··· RECORD EXCERPTS
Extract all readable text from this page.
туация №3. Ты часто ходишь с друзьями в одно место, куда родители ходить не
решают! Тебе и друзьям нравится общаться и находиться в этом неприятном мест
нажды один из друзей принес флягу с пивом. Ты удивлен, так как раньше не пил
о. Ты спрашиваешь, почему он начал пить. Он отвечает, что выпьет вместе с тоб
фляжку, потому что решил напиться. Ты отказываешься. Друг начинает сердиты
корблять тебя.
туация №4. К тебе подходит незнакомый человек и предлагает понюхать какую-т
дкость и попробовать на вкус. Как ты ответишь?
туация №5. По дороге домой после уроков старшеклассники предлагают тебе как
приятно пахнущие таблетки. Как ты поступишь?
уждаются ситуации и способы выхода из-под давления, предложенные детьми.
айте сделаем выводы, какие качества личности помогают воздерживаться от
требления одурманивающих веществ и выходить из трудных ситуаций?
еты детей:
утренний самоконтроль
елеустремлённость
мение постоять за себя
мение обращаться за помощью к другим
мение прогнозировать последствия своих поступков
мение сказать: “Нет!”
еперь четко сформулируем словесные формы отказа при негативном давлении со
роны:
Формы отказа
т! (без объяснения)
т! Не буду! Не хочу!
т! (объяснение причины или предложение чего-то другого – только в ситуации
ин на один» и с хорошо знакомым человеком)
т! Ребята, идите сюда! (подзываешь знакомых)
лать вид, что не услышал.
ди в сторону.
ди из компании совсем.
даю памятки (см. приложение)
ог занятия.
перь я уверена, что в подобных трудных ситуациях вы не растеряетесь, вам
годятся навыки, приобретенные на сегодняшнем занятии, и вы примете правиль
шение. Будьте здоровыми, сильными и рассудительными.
······
### GIVEN TASK
Copy out all lines where the word "трудных" appears.

### WRITTEN ANSWER
требления одурманивающих веществ и выходить из трудных ситуаций?
перь я уверена, что в подобных трудных ситуациях вы не растеряетесь, вам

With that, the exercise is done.